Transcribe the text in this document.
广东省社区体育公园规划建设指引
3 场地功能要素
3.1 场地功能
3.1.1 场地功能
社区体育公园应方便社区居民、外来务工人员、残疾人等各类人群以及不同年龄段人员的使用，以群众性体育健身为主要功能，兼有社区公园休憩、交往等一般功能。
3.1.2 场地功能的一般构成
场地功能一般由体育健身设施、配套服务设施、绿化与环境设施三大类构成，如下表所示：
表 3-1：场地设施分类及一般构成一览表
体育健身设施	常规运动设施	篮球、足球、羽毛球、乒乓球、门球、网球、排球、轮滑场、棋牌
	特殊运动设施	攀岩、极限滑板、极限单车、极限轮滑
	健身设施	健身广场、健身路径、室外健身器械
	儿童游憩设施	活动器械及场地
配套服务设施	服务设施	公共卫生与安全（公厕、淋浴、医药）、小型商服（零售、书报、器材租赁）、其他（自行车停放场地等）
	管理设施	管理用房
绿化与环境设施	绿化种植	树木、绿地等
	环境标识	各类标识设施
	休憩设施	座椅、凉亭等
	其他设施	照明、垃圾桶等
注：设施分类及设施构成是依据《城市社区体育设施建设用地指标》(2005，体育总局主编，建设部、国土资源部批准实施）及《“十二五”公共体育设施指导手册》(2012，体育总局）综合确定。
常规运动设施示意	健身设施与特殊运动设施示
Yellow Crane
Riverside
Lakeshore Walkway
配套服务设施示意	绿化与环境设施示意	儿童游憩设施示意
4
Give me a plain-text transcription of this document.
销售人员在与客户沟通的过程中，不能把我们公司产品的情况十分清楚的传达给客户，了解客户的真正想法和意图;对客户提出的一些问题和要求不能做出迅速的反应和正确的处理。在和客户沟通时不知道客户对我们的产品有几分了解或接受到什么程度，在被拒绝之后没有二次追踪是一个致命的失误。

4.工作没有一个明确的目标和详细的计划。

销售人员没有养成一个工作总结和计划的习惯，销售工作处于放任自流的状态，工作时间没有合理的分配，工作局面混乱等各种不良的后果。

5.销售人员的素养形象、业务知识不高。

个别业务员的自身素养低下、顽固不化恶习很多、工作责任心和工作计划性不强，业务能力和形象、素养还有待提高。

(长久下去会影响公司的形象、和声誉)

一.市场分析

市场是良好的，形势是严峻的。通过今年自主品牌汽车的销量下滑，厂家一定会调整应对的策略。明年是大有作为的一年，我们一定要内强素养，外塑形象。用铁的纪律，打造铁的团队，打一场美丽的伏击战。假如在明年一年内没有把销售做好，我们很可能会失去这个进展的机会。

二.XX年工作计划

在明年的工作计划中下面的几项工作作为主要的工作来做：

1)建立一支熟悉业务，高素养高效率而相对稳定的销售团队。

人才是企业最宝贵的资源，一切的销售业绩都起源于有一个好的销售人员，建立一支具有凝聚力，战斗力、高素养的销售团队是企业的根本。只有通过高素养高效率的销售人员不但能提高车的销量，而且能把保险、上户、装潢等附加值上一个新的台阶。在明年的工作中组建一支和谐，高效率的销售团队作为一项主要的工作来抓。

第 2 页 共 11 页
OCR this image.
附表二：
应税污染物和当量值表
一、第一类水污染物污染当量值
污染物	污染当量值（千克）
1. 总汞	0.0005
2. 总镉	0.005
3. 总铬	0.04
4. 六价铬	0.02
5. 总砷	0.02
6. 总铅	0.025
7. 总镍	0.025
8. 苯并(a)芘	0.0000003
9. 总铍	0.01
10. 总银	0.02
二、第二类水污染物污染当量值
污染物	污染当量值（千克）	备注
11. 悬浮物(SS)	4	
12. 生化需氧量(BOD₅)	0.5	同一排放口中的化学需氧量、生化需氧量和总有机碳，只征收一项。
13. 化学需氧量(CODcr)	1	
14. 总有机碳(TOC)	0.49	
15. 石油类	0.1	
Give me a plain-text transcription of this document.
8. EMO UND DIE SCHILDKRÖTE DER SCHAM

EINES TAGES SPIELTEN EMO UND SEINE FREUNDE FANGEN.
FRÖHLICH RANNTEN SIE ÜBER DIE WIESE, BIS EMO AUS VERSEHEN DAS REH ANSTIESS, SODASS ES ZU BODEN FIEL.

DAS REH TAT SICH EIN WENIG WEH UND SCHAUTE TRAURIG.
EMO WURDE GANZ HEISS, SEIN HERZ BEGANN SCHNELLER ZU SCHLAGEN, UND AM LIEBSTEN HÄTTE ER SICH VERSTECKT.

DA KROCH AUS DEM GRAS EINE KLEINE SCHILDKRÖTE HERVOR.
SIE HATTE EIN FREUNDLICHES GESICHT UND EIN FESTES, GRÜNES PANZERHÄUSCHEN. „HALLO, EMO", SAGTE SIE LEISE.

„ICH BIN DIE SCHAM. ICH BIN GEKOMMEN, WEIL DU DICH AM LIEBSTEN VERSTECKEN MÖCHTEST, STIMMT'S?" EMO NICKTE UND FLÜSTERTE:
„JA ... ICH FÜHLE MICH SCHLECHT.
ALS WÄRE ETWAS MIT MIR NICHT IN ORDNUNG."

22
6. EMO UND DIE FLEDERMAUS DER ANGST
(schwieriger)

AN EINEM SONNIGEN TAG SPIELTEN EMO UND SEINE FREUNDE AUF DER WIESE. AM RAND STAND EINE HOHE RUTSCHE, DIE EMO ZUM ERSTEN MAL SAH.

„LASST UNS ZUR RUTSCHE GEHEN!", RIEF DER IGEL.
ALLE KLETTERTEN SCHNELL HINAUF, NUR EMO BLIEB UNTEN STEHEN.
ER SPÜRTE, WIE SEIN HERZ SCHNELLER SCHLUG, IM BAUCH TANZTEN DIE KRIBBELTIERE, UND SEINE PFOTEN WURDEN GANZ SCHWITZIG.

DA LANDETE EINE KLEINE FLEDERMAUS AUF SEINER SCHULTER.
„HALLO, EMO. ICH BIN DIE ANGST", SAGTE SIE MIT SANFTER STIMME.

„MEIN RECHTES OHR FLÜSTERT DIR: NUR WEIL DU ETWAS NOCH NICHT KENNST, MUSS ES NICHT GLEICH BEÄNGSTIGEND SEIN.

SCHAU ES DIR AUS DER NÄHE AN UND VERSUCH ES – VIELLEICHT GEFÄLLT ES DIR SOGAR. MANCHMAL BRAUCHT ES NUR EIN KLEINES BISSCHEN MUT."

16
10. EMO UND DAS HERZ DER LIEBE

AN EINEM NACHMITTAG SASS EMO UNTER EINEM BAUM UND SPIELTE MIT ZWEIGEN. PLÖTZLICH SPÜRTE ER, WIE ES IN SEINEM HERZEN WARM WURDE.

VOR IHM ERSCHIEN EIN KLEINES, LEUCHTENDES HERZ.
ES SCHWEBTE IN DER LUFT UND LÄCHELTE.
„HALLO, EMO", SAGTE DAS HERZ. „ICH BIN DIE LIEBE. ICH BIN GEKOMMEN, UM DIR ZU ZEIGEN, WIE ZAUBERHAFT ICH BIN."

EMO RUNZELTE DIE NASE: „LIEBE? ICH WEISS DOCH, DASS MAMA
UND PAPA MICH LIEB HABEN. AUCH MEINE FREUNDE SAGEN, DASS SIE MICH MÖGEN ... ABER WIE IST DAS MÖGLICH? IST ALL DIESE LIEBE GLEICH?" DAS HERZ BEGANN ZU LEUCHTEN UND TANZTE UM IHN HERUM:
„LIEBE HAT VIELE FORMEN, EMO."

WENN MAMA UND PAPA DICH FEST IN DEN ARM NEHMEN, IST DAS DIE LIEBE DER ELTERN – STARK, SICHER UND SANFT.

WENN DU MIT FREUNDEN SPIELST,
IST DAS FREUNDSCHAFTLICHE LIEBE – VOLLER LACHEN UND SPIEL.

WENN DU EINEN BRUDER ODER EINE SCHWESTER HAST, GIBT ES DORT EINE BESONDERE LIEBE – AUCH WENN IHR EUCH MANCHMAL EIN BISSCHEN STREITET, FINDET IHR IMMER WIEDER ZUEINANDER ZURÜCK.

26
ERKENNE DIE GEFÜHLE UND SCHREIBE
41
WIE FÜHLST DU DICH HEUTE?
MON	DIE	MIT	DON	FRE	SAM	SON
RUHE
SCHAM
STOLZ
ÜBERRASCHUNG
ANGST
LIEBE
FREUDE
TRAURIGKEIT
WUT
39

::::

▸ Problem to work on: Scan the material for lines with the word "this", and copy each line you find.

▸ Problem solution:
Transcribe the text in this document.
Give me a plain-text transcription of this document.
OCR this image.
Give me a plain-text transcription of this document.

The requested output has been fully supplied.